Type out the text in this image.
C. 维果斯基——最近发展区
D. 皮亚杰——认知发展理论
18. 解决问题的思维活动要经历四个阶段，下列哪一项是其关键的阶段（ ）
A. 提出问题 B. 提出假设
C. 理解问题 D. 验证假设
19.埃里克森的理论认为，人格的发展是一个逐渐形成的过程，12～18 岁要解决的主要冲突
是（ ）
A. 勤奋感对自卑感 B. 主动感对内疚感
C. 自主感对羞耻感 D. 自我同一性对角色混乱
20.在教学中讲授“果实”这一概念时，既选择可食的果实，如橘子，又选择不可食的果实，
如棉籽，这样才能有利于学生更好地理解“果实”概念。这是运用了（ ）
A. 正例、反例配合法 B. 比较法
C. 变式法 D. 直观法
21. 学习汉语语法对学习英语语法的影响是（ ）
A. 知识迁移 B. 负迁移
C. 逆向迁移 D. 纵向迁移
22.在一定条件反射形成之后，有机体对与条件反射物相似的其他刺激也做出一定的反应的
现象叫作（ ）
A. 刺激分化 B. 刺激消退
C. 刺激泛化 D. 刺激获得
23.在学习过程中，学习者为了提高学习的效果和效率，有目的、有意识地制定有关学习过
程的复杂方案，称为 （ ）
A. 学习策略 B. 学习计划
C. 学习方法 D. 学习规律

* What the task asks
Return the material exactly as it stands.

* Response to the exercise
Type out the text in this image.
C. 维果斯基——最近发展区
D. 皮亚杰——认知发展理论
18. 解决问题的思维活动要经历四个阶段，下列哪一项是其关键的阶段（ ）
A. 提出问题 B. 提出假设
C. 理解问题 D. 验证假设
19.埃里克森的理论认为，人格的发展是一个逐渐形成的过程，12～18 岁要解决的主要冲突
是（ ）
A. 勤奋感对自卑感 B. 主动感对内疚感
C. 自主感对羞耻感 D. 自我同一性对角色混乱
20.在教学中讲授“果实”这一概念时，既选择可食的果实，如橘子，又选择不可食的果实，
如棉籽，这样才能有利于学生更好地理解“果实”概念。这是运用了（ ）
A. 正例、反例配合法 B. 比较法
C. 变式法 D. 直观法
21. 学习汉语语法对学习英语语法的影响是（ ）
A. 知识迁移 B. 负迁移
C. 逆向迁移 D. 纵向迁移
22.在一定条件反射形成之后，有机体对与条件反射物相似的其他刺激也做出一定的反应的
现象叫作（ ）
A. 刺激分化 B. 刺激消退
C. 刺激泛化 D. 刺激获得
23.在学习过程中，学习者为了提高学习的效果和效率，有目的、有意识地制定有关学习过
程的复杂方案，称为 （ ）
A. 学习策略 B. 学习计划
C. 学习方法 D. 学习规律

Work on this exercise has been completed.